CHALLENGE —
Reproduce verbatim only the lines from the one containing "Transcribe the text in this document." through the last line below, both included.

AVAILABLE DATA —
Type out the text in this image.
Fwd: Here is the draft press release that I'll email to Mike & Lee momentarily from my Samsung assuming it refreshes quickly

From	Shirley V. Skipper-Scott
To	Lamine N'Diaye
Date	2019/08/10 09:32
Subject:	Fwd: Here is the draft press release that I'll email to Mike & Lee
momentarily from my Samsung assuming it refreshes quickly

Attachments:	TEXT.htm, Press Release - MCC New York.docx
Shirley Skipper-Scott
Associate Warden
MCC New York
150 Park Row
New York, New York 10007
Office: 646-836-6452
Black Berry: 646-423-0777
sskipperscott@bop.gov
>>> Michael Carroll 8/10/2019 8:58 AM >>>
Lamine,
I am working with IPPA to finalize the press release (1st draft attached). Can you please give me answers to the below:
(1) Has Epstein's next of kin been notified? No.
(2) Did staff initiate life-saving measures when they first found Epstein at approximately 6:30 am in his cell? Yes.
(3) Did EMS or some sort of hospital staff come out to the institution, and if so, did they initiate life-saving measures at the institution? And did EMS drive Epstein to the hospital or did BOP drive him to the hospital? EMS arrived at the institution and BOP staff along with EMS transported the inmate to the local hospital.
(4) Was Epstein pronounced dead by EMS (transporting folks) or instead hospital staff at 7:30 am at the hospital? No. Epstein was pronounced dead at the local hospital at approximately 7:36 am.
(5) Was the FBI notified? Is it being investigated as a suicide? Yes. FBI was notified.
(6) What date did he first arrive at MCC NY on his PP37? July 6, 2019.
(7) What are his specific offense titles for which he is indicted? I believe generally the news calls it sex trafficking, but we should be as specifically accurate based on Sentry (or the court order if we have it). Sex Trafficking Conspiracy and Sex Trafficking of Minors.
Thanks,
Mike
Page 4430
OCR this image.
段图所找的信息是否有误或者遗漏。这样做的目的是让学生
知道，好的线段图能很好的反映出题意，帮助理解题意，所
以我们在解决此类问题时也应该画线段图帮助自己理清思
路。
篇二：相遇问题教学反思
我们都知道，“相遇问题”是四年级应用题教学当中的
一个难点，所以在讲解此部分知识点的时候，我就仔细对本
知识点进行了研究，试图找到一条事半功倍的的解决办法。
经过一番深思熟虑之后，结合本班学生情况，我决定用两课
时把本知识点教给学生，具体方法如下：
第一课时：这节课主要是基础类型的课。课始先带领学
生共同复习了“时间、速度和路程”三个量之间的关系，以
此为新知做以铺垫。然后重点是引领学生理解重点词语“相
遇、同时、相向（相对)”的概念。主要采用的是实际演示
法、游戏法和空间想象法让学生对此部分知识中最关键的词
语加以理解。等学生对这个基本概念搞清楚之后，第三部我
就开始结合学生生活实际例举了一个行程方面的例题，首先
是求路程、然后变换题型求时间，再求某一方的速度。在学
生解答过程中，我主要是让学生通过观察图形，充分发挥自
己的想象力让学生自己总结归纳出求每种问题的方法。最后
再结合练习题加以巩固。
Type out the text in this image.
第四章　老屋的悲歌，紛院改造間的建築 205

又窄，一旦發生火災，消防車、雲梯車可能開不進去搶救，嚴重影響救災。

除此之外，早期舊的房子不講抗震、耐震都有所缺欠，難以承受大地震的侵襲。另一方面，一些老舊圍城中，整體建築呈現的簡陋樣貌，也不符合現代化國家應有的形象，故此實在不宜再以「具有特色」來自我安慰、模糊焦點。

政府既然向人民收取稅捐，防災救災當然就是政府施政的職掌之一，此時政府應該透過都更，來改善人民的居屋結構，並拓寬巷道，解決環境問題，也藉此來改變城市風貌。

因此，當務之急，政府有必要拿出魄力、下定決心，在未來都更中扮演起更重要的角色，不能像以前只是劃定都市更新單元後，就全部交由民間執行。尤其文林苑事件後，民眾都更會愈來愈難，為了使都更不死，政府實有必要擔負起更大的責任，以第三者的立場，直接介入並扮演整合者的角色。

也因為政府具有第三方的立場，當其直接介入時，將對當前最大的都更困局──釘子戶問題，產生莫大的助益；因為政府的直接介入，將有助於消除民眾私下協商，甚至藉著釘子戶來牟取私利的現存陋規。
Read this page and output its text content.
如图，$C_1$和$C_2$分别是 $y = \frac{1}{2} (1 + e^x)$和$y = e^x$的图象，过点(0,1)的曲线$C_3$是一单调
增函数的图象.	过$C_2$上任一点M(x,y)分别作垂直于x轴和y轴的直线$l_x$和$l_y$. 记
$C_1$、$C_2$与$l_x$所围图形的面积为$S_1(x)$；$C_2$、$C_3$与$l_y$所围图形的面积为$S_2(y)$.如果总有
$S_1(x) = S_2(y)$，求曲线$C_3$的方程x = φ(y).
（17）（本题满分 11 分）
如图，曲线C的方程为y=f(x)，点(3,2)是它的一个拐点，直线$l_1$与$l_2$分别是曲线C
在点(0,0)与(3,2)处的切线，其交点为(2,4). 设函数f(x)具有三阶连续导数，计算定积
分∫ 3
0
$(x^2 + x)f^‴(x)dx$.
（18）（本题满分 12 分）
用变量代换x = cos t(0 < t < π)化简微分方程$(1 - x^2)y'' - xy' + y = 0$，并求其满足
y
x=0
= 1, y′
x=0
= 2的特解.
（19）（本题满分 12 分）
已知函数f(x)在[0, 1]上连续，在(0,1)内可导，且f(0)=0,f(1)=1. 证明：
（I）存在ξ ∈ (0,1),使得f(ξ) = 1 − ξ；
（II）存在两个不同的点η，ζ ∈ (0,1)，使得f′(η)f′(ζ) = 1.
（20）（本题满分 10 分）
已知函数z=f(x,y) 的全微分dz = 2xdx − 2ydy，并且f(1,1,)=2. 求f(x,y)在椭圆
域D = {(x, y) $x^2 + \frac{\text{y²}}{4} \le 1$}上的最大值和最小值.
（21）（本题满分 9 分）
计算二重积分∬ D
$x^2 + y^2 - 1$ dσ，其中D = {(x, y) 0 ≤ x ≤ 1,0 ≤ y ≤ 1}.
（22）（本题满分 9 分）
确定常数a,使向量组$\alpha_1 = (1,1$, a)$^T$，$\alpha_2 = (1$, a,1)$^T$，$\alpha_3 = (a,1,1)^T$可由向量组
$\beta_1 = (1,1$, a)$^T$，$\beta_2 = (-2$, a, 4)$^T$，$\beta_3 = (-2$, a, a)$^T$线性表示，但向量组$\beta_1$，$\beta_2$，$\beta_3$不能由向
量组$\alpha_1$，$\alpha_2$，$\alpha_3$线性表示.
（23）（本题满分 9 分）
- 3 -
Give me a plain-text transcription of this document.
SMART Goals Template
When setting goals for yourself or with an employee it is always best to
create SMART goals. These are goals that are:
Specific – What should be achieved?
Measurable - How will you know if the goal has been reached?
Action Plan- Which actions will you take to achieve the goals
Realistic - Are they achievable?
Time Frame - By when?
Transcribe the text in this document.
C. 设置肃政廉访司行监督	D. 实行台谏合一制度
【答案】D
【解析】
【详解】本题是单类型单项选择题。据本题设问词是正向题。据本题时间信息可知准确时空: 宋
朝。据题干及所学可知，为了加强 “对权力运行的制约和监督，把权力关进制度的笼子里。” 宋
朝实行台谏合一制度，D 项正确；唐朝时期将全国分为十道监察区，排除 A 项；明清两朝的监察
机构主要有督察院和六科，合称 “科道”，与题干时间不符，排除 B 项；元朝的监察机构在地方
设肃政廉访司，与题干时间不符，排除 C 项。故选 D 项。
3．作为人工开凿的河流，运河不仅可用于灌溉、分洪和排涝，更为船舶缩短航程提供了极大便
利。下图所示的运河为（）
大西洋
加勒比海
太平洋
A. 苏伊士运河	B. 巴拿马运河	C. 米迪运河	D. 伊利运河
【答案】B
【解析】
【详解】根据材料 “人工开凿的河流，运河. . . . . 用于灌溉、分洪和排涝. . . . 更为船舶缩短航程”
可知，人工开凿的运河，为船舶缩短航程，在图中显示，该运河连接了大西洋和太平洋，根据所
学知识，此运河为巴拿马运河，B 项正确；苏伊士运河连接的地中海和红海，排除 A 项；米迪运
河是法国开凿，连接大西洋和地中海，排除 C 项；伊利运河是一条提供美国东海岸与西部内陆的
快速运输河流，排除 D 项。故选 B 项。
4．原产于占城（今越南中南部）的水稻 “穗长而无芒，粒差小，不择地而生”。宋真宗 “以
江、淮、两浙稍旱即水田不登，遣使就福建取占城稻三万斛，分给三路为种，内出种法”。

WRITTEN SOLUTION —
Transcribe the text in this document.
C. 设置肃政廉访司行监督	D. 实行台谏合一制度
【答案】D
【解析】
【详解】本题是单类型单项选择题。据本题设问词是正向题。据本题时间信息可知准确时空: 宋
朝。据题干及所学可知，为了加强 “对权力运行的制约和监督，把权力关进制度的笼子里。” 宋
朝实行台谏合一制度，D 项正确；唐朝时期将全国分为十道监察区，排除 A 项；明清两朝的监察
机构主要有督察院和六科，合称 “科道”，与题干时间不符，排除 B 项；元朝的监察机构在地方
设肃政廉访司，与题干时间不符，排除 C 项。故选 D 项。
3．作为人工开凿的河流，运河不仅可用于灌溉、分洪和排涝，更为船舶缩短航程提供了极大便
利。下图所示的运河为（）
大西洋
加勒比海
太平洋
A. 苏伊士运河	B. 巴拿马运河	C. 米迪运河	D. 伊利运河
【答案】B
【解析】
【详解】根据材料 “人工开凿的河流，运河. . . . . 用于灌溉、分洪和排涝. . . . 更为船舶缩短航程”
可知，人工开凿的运河，为船舶缩短航程，在图中显示，该运河连接了大西洋和太平洋，根据所
学知识，此运河为巴拿马运河，B 项正确；苏伊士运河连接的地中海和红海，排除 A 项；米迪运
河是法国开凿，连接大西洋和地中海，排除 C 项；伊利运河是一条提供美国东海岸与西部内陆的
快速运输河流，排除 D 项。故选 B 项。
4．原产于占城（今越南中南部）的水稻 “穗长而无芒，粒差小，不择地而生”。宋真宗 “以
江、淮、两浙稍旱即水田不登，遣使就福建取占城稻三万斛，分给三路为种，内出种法”。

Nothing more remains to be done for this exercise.